───── Record list ─────

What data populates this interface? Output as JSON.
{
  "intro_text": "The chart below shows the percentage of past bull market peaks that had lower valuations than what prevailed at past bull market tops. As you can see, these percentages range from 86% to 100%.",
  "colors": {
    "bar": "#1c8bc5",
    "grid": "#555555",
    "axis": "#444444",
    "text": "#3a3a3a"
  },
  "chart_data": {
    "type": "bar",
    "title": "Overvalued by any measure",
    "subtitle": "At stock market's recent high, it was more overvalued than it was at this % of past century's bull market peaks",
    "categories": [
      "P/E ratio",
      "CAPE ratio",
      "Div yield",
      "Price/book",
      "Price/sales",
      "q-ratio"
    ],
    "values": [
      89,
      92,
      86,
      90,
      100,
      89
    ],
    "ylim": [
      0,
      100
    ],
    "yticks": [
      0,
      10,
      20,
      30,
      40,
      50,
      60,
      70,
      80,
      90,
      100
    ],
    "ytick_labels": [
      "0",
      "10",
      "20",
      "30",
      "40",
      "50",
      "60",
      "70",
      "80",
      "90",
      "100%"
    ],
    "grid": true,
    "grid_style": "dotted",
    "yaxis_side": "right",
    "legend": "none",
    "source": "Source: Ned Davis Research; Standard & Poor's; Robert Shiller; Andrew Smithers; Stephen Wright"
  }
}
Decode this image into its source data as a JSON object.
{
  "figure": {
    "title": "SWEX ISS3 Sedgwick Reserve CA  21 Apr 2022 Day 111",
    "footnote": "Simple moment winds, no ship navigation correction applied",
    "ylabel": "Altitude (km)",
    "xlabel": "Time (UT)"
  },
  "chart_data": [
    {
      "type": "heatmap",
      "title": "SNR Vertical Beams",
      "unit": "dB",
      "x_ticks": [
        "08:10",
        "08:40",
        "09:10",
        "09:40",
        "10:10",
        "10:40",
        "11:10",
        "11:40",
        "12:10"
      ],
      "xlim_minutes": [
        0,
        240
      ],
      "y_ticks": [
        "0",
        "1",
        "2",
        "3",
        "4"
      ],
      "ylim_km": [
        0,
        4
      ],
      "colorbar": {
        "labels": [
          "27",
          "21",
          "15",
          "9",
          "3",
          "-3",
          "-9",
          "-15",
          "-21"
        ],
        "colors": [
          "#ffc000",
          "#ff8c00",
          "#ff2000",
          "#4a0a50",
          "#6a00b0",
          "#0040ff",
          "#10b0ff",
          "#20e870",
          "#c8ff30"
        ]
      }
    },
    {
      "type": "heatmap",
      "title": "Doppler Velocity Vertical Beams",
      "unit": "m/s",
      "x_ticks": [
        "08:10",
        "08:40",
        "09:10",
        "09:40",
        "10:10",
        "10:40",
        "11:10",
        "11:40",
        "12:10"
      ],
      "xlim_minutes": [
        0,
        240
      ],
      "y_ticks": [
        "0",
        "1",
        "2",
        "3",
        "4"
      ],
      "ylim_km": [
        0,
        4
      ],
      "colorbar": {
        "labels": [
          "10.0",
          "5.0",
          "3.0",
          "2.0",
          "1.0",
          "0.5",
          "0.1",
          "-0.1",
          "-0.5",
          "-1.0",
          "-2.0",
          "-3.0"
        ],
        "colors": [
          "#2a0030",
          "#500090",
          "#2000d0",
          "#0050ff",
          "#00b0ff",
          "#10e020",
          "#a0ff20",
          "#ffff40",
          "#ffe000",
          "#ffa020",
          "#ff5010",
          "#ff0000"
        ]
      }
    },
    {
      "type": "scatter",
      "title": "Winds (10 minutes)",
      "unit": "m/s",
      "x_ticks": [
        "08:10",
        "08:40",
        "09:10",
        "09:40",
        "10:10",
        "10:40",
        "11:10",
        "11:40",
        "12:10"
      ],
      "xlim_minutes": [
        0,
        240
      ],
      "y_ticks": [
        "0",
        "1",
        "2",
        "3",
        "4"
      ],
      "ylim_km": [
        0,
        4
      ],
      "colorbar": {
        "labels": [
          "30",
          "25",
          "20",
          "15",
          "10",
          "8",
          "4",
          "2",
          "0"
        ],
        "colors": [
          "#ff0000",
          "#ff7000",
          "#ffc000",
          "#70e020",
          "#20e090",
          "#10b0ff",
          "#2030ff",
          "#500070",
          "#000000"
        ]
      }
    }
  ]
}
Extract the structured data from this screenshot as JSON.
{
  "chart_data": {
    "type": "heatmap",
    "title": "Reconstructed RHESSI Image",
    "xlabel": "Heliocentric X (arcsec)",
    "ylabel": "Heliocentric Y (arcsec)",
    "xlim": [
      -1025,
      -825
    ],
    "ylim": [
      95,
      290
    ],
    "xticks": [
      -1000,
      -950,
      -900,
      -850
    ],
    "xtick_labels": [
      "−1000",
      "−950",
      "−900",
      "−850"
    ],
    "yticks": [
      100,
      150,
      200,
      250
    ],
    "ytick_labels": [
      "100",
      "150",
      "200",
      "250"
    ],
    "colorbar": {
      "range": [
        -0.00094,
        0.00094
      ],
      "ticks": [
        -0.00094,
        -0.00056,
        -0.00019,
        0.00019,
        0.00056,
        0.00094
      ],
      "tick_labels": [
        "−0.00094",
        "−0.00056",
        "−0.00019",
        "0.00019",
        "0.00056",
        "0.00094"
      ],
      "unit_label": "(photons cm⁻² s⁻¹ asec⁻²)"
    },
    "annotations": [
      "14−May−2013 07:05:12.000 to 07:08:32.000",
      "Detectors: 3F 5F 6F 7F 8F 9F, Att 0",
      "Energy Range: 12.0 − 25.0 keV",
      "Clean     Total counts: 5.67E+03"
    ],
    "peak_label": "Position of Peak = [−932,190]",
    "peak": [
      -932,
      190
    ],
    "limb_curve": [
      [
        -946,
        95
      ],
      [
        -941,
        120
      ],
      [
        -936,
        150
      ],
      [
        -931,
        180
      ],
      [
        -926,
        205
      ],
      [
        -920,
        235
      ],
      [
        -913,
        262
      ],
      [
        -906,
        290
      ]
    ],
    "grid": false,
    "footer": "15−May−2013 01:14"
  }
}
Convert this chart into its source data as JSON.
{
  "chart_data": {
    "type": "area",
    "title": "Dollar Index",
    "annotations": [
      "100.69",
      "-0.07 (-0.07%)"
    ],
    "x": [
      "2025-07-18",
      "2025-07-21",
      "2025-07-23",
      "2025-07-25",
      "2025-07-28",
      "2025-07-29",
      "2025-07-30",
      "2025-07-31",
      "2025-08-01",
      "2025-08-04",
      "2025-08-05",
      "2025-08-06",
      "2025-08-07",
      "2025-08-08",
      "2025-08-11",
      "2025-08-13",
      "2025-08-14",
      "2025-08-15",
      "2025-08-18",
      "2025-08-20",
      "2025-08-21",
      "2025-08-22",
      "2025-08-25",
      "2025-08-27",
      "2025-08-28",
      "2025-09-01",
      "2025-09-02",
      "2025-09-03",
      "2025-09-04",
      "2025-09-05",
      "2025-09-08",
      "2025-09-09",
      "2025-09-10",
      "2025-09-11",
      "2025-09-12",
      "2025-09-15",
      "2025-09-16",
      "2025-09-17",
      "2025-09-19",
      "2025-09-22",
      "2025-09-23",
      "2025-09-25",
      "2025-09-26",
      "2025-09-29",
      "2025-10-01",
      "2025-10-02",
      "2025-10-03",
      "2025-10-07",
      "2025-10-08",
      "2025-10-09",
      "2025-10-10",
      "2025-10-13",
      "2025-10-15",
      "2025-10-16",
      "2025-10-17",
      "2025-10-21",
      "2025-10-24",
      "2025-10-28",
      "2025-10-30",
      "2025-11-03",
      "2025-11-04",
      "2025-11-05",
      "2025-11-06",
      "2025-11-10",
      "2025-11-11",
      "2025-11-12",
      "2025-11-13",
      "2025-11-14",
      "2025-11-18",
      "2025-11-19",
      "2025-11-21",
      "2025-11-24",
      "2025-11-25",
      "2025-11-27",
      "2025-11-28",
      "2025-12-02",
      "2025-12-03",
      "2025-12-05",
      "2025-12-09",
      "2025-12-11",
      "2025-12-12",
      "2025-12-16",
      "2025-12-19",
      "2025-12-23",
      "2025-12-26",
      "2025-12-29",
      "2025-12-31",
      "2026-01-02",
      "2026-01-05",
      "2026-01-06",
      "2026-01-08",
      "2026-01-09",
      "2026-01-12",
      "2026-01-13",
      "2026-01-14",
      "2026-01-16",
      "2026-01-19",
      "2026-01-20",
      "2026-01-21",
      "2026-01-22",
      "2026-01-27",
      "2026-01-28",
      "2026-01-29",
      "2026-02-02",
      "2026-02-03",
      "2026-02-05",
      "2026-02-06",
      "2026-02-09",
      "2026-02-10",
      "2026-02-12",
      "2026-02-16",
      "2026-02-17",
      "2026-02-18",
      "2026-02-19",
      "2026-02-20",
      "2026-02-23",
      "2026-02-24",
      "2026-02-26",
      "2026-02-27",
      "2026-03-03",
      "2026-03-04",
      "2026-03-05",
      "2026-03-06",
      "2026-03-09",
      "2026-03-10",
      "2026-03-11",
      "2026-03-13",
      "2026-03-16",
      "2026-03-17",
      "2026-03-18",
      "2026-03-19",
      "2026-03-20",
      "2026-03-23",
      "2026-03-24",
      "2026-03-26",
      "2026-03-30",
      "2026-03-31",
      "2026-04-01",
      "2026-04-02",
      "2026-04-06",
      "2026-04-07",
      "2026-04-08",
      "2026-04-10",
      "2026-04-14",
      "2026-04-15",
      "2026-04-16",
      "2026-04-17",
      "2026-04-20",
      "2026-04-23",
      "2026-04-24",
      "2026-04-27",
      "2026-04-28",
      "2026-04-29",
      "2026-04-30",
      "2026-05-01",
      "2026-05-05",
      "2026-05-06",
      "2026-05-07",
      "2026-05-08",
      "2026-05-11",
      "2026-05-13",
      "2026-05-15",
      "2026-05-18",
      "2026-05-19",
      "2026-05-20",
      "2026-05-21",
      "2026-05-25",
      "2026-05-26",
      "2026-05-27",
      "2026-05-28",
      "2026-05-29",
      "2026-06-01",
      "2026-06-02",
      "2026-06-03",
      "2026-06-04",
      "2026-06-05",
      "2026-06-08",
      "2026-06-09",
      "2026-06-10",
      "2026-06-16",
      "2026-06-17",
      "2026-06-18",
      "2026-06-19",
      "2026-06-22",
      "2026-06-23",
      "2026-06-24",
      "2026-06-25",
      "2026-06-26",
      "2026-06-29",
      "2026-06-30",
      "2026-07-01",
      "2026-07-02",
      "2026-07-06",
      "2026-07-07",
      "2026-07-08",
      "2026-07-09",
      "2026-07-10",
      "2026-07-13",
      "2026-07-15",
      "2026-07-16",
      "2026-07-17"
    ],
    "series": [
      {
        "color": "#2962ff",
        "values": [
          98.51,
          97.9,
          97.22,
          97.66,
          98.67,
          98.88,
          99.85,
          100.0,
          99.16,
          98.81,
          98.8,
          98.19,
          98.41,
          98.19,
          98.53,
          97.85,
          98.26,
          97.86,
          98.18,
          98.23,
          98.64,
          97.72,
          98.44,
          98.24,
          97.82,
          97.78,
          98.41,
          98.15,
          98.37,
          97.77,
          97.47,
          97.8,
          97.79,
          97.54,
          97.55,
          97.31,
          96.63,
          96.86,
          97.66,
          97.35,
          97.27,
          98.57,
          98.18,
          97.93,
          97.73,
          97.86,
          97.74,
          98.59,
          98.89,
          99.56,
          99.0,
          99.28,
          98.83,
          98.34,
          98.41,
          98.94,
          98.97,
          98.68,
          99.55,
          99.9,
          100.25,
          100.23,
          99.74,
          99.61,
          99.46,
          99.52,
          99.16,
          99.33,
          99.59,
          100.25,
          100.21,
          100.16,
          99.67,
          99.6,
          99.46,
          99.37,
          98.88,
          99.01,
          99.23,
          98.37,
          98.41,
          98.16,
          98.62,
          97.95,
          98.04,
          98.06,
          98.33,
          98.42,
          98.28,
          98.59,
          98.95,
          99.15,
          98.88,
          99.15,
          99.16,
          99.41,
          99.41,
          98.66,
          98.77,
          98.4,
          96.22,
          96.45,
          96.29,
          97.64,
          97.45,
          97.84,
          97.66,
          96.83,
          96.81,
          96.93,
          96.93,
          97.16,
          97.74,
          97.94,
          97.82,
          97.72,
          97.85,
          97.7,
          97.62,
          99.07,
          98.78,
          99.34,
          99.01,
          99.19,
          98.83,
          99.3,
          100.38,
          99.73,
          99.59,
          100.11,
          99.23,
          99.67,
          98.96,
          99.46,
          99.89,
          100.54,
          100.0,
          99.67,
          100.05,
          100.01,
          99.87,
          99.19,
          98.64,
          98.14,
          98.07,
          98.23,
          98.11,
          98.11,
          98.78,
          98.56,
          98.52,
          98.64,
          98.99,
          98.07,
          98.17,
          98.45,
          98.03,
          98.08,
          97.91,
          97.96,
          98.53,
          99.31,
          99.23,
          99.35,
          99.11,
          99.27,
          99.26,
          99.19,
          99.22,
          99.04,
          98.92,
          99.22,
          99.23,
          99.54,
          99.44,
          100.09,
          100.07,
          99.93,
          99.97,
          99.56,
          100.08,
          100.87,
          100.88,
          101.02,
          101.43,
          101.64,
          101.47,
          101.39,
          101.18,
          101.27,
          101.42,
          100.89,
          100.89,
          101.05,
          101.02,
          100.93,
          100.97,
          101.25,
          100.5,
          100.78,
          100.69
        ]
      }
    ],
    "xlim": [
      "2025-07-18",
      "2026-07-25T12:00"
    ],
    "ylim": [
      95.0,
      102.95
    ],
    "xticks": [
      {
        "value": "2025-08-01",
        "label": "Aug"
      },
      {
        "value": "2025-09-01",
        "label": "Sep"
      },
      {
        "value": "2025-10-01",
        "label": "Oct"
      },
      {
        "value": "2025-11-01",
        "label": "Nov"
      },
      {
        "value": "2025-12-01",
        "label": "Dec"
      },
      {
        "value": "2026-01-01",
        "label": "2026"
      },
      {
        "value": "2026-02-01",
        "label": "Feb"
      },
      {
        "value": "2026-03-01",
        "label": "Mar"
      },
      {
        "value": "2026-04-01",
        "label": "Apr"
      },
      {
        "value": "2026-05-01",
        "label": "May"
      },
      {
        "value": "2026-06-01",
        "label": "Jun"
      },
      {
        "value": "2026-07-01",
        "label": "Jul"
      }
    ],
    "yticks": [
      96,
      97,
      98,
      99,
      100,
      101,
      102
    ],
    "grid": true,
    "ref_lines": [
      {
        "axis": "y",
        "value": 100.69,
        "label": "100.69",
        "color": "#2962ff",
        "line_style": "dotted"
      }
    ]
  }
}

─────

* _Aim_
Count each line where the string "past" occurs, and write only the number.

* _Written solution_
2